* **Written task**
Return each line of the data below verbatim; pictures are to be left out.

━━━━━━━━

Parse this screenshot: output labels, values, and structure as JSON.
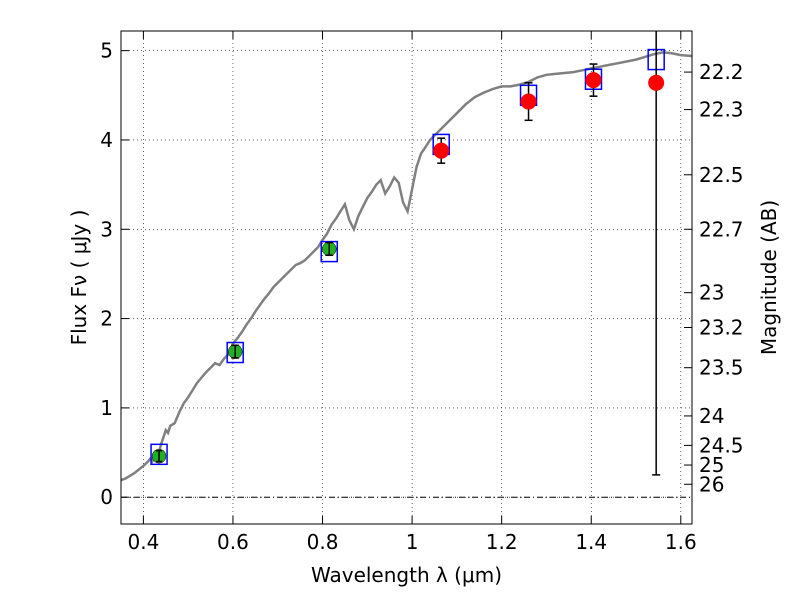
{
  "chart_data": {
    "type": "scatter",
    "xlabel": "Wavelength  λ (μm)",
    "ylabel_left": "Flux  Fν  ( μJy )",
    "ylabel_right": "Magnitude (AB)",
    "xlim": [
      0.35,
      1.625
    ],
    "ylim": [
      -0.3,
      5.22
    ],
    "x_ticks": [
      0.4,
      0.6,
      0.8,
      1.0,
      1.2,
      1.4,
      1.6
    ],
    "x_tick_labels": [
      "0.4",
      "0.6",
      "0.8",
      "1",
      "1.2",
      "1.4",
      "1.6"
    ],
    "y_ticks": [
      0,
      1,
      2,
      3,
      4,
      5
    ],
    "y_tick_labels": [
      "0",
      "1",
      "2",
      "3",
      "4",
      "5"
    ],
    "right_ticks": [
      {
        "label": "22.2",
        "flux": 4.76
      },
      {
        "label": "22.3",
        "flux": 4.34
      },
      {
        "label": "22.5",
        "flux": 3.61
      },
      {
        "label": "22.7",
        "flux": 3.0
      },
      {
        "label": "23",
        "flux": 2.29
      },
      {
        "label": "23.2",
        "flux": 1.9
      },
      {
        "label": "23.5",
        "flux": 1.45
      },
      {
        "label": "24",
        "flux": 0.91
      },
      {
        "label": "24.5",
        "flux": 0.58
      },
      {
        "label": "25",
        "flux": 0.36
      },
      {
        "label": "26",
        "flux": 0.145
      }
    ],
    "grid": true,
    "zero_line": true,
    "colors": {
      "model": "#808080",
      "model_box": "#0000ff",
      "optical": "#22b022",
      "nir": "#ff0000",
      "errorbar": "#000000"
    },
    "model_spectrum": {
      "x": [
        0.35,
        0.36,
        0.37,
        0.38,
        0.39,
        0.4,
        0.41,
        0.415,
        0.42,
        0.425,
        0.43,
        0.44,
        0.45,
        0.455,
        0.46,
        0.47,
        0.48,
        0.49,
        0.5,
        0.51,
        0.52,
        0.53,
        0.54,
        0.55,
        0.56,
        0.57,
        0.58,
        0.59,
        0.6,
        0.61,
        0.62,
        0.63,
        0.64,
        0.65,
        0.66,
        0.67,
        0.68,
        0.69,
        0.7,
        0.71,
        0.72,
        0.73,
        0.74,
        0.75,
        0.76,
        0.77,
        0.78,
        0.79,
        0.8,
        0.81,
        0.82,
        0.83,
        0.84,
        0.85,
        0.86,
        0.87,
        0.88,
        0.89,
        0.9,
        0.91,
        0.92,
        0.93,
        0.94,
        0.95,
        0.96,
        0.97,
        0.98,
        0.99,
        1.0,
        1.01,
        1.02,
        1.03,
        1.04,
        1.05,
        1.06,
        1.07,
        1.08,
        1.1,
        1.12,
        1.14,
        1.16,
        1.18,
        1.2,
        1.22,
        1.24,
        1.26,
        1.28,
        1.3,
        1.32,
        1.34,
        1.36,
        1.38,
        1.4,
        1.42,
        1.44,
        1.46,
        1.48,
        1.5,
        1.52,
        1.54,
        1.56,
        1.58,
        1.6,
        1.625
      ],
      "y": [
        0.19,
        0.21,
        0.24,
        0.27,
        0.31,
        0.35,
        0.4,
        0.43,
        0.4,
        0.47,
        0.42,
        0.6,
        0.75,
        0.72,
        0.8,
        0.83,
        0.95,
        1.05,
        1.12,
        1.2,
        1.28,
        1.34,
        1.4,
        1.45,
        1.5,
        1.48,
        1.55,
        1.6,
        1.72,
        1.78,
        1.85,
        1.93,
        2.0,
        2.08,
        2.15,
        2.22,
        2.28,
        2.35,
        2.4,
        2.45,
        2.5,
        2.55,
        2.6,
        2.62,
        2.65,
        2.7,
        2.75,
        2.8,
        2.88,
        2.95,
        3.05,
        3.12,
        3.2,
        3.28,
        3.1,
        3.0,
        3.15,
        3.25,
        3.35,
        3.42,
        3.5,
        3.55,
        3.4,
        3.48,
        3.58,
        3.52,
        3.3,
        3.2,
        3.45,
        3.7,
        3.85,
        3.92,
        4.0,
        4.05,
        4.1,
        4.15,
        4.2,
        4.3,
        4.4,
        4.48,
        4.53,
        4.57,
        4.6,
        4.6,
        4.62,
        4.65,
        4.7,
        4.73,
        4.74,
        4.75,
        4.76,
        4.78,
        4.8,
        4.82,
        4.84,
        4.86,
        4.88,
        4.9,
        4.93,
        4.96,
        4.98,
        4.97,
        4.95,
        4.94
      ]
    },
    "model_boxes": [
      {
        "x": 0.435,
        "y": 0.48
      },
      {
        "x": 0.605,
        "y": 1.62
      },
      {
        "x": 0.815,
        "y": 2.75
      },
      {
        "x": 1.065,
        "y": 3.95
      },
      {
        "x": 1.26,
        "y": 4.5
      },
      {
        "x": 1.405,
        "y": 4.68
      },
      {
        "x": 1.545,
        "y": 4.9
      }
    ],
    "optical_points": [
      {
        "x": 0.435,
        "y": 0.46,
        "err": 0.06
      },
      {
        "x": 0.605,
        "y": 1.63,
        "err": 0.07
      },
      {
        "x": 0.815,
        "y": 2.78,
        "err": 0.07
      }
    ],
    "nir_points": [
      {
        "x": 1.065,
        "y": 3.88,
        "err": 0.14
      },
      {
        "x": 1.26,
        "y": 4.43,
        "err": 0.21
      },
      {
        "x": 1.405,
        "y": 4.67,
        "err": 0.18
      },
      {
        "x": 1.545,
        "y": 4.64,
        "err_low": 4.39,
        "err_high": 0.0
      }
    ]
  }
}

━━━━━━━━

* **Solution to this problem**
Parse this screenshot: output labels, values, and structure as JSON.
{
  "chart_data": {
    "type": "scatter",
    "xlabel": "Wavelength  λ (μm)",
    "ylabel_left": "Flux  Fν  ( μJy )",
    "ylabel_right": "Magnitude (AB)",
    "xlim": [
      0.35,
      1.625
    ],
    "ylim": [
      -0.3,
      5.22
    ],
    "x_ticks": [
      0.4,
      0.6,
      0.8,
      1.0,
      1.2,
      1.4,
      1.6
    ],
    "x_tick_labels": [
      "0.4",
      "0.6",
      "0.8",
      "1",
      "1.2",
      "1.4",
      "1.6"
    ],
    "y_ticks": [
      0,
      1,
      2,
      3,
      4,
      5
    ],
    "y_tick_labels": [
      "0",
      "1",
      "2",
      "3",
      "4",
      "5"
    ],
    "right_ticks": [
      {
        "label": "22.2",
        "flux": 4.76
      },
      {
        "label": "22.3",
        "flux": 4.34
      },
      {
        "label": "22.5",
        "flux": 3.61
      },
      {
        "label": "22.7",
        "flux": 3.0
      },
      {
        "label": "23",
        "flux": 2.29
      },
      {
        "label": "23.2",
        "flux": 1.9
      },
      {
        "label": "23.5",
        "flux": 1.45
      },
      {
        "label": "24",
        "flux": 0.91
      },
      {
        "label": "24.5",
        "flux": 0.58
      },
      {
        "label": "25",
        "flux": 0.36
      },
      {
        "label": "26",
        "flux": 0.145
      }
    ],
    "grid": true,
    "zero_line": true,
    "colors": {
      "model": "#808080",
      "model_box": "#0000ff",
      "optical": "#22b022",
      "nir": "#ff0000",
      "errorbar": "#000000"
    },
    "model_spectrum": {
      "x": [
        0.35,
        0.36,
        0.37,
        0.38,
        0.39,
        0.4,
        0.41,
        0.415,
        0.42,
        0.425,
        0.43,
        0.44,
        0.45,
        0.455,
        0.46,
        0.47,
        0.48,
        0.49,
        0.5,
        0.51,
        0.52,
        0.53,
        0.54,
        0.55,
        0.56,
        0.57,
        0.58,
        0.59,
        0.6,
        0.61,
        0.62,
        0.63,
        0.64,
        0.65,
        0.66,
        0.67,
        0.68,
        0.69,
        0.7,
        0.71,
        0.72,
        0.73,
        0.74,
        0.75,
        0.76,
        0.77,
        0.78,
        0.79,
        0.8,
        0.81,
        0.82,
        0.83,
        0.84,
        0.85,
        0.86,
        0.87,
        0.88,
        0.89,
        0.9,
        0.91,
        0.92,
        0.93,
        0.94,
        0.95,
        0.96,
        0.97,
        0.98,
        0.99,
        1.0,
        1.01,
        1.02,
        1.03,
        1.04,
        1.05,
        1.06,
        1.07,
        1.08,
        1.1,
        1.12,
        1.14,
        1.16,
        1.18,
        1.2,
        1.22,
        1.24,
        1.26,
        1.28,
        1.3,
        1.32,
        1.34,
        1.36,
        1.38,
        1.4,
        1.42,
        1.44,
        1.46,
        1.48,
        1.5,
        1.52,
        1.54,
        1.56,
        1.58,
        1.6,
        1.625
      ],
      "y": [
        0.19,
        0.21,
        0.24,
        0.27,
        0.31,
        0.35,
        0.4,
        0.43,
        0.4,
        0.47,
        0.42,
        0.6,
        0.75,
        0.72,
        0.8,
        0.83,
        0.95,
        1.05,
        1.12,
        1.2,
        1.28,
        1.34,
        1.4,
        1.45,
        1.5,
        1.48,
        1.55,
        1.6,
        1.72,
        1.78,
        1.85,
        1.93,
        2.0,
        2.08,
        2.15,
        2.22,
        2.28,
        2.35,
        2.4,
        2.45,
        2.5,
        2.55,
        2.6,
        2.62,
        2.65,
        2.7,
        2.75,
        2.8,
        2.88,
        2.95,
        3.05,
        3.12,
        3.2,
        3.28,
        3.1,
        3.0,
        3.15,
        3.25,
        3.35,
        3.42,
        3.5,
        3.55,
        3.4,
        3.48,
        3.58,
        3.52,
        3.3,
        3.2,
        3.45,
        3.7,
        3.85,
        3.92,
        4.0,
        4.05,
        4.1,
        4.15,
        4.2,
        4.3,
        4.4,
        4.48,
        4.53,
        4.57,
        4.6,
        4.6,
        4.62,
        4.65,
        4.7,
        4.73,
        4.74,
        4.75,
        4.76,
        4.78,
        4.8,
        4.82,
        4.84,
        4.86,
        4.88,
        4.9,
        4.93,
        4.96,
        4.98,
        4.97,
        4.95,
        4.94
      ]
    },
    "model_boxes": [
      {
        "x": 0.435,
        "y": 0.48
      },
      {
        "x": 0.605,
        "y": 1.62
      },
      {
        "x": 0.815,
        "y": 2.75
      },
      {
        "x": 1.065,
        "y": 3.95
      },
      {
        "x": 1.26,
        "y": 4.5
      },
      {
        "x": 1.405,
        "y": 4.68
      },
      {
        "x": 1.545,
        "y": 4.9
      }
    ],
    "optical_points": [
      {
        "x": 0.435,
        "y": 0.46,
        "err": 0.06
      },
      {
        "x": 0.605,
        "y": 1.63,
        "err": 0.07
      },
      {
        "x": 0.815,
        "y": 2.78,
        "err": 0.07
      }
    ],
    "nir_points": [
      {
        "x": 1.065,
        "y": 3.88,
        "err": 0.14
      },
      {
        "x": 1.26,
        "y": 4.43,
        "err": 0.21
      },
      {
        "x": 1.405,
        "y": 4.67,
        "err": 0.18
      },
      {
        "x": 1.545,
        "y": 4.64,
        "err_low": 4.39,
        "err_high": 0.0
      }
    ]
  }
}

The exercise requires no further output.